§ **Given instruction**: Look through the entries and report how many lines include the word "Only". Give the number alone.

§ **Dataset extract**:
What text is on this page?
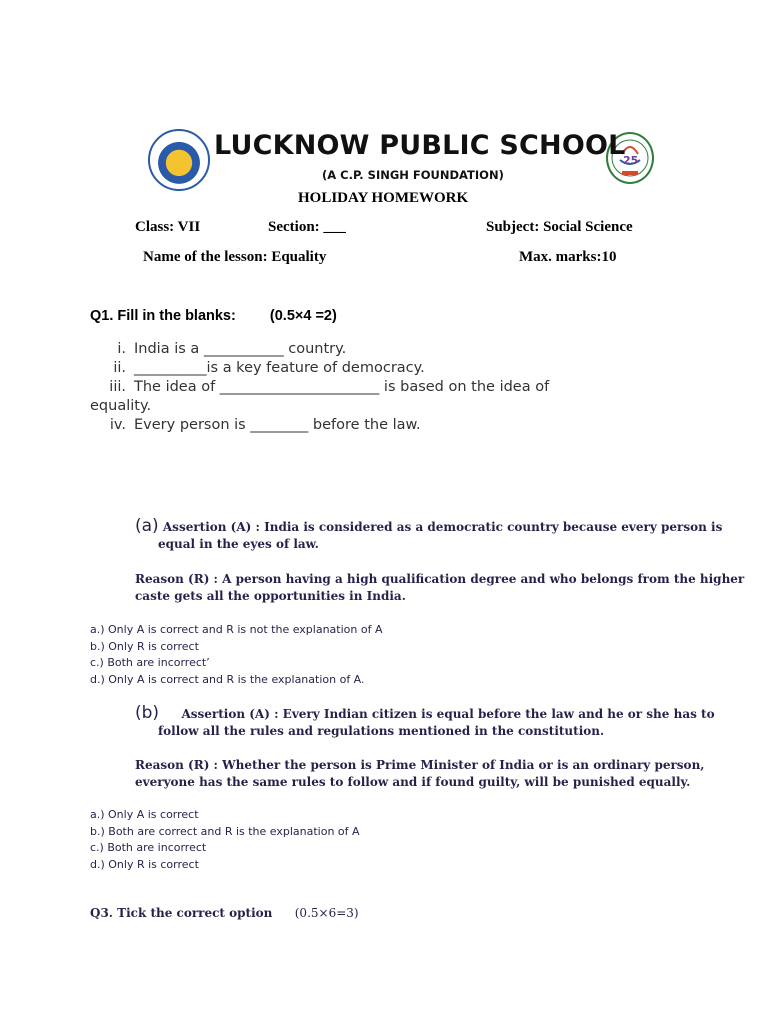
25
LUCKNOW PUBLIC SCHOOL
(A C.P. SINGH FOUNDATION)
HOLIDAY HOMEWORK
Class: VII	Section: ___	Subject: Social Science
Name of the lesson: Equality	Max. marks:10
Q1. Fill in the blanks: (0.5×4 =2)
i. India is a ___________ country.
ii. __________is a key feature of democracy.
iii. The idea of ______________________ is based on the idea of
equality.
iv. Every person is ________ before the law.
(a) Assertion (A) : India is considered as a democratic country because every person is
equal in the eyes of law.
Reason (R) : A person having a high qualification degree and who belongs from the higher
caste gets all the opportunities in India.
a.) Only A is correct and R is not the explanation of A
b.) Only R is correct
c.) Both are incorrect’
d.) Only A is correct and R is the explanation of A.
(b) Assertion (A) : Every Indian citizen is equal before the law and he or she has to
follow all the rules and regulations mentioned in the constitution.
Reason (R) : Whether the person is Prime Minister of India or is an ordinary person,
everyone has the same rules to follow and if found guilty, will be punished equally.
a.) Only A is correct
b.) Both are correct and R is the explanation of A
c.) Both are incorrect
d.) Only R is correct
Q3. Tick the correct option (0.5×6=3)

§ **Final answer**: 5